[Items from a dataset]
=-=-=-=-=
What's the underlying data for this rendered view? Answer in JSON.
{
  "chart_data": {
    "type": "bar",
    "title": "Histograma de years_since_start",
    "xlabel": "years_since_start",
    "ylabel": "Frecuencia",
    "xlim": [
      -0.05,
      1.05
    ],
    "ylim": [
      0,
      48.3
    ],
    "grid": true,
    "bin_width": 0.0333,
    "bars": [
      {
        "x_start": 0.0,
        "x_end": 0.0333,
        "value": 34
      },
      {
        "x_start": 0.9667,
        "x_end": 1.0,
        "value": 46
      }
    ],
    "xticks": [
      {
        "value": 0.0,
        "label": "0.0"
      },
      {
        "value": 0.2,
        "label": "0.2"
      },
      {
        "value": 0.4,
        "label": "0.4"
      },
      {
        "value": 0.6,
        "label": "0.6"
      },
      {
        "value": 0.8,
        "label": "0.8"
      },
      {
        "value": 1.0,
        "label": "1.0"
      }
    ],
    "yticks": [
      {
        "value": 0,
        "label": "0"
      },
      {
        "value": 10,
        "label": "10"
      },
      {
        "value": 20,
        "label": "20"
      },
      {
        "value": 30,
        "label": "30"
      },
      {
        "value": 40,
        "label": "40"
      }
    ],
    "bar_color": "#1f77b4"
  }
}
=-=-=-=-=
§ Your goal:
Write out the full set of records exactly as given.

§ Reply to the exercise:
What's the underlying data for this rendered view? Answer in JSON.
{
  "chart_data": {
    "type": "bar",
    "title": "Histograma de years_since_start",
    "xlabel": "years_since_start",
    "ylabel": "Frecuencia",
    "xlim": [
      -0.05,
      1.05
    ],
    "ylim": [
      0,
      48.3
    ],
    "grid": true,
    "bin_width": 0.0333,
    "bars": [
      {
        "x_start": 0.0,
        "x_end": 0.0333,
        "value": 34
      },
      {
        "x_start": 0.9667,
        "x_end": 1.0,
        "value": 46
      }
    ],
    "xticks": [
      {
        "value": 0.0,
        "label": "0.0"
      },
      {
        "value": 0.2,
        "label": "0.2"
      },
      {
        "value": 0.4,
        "label": "0.4"
      },
      {
        "value": 0.6,
        "label": "0.6"
      },
      {
        "value": 0.8,
        "label": "0.8"
      },
      {
        "value": 1.0,
        "label": "1.0"
      }
    ],
    "yticks": [
      {
        "value": 0,
        "label": "0"
      },
      {
        "value": 10,
        "label": "10"
      },
      {
        "value": 20,
        "label": "20"
      },
      {
        "value": 30,
        "label": "30"
      },
      {
        "value": 40,
        "label": "40"
      }
    ],
    "bar_color": "#1f77b4"
  }
}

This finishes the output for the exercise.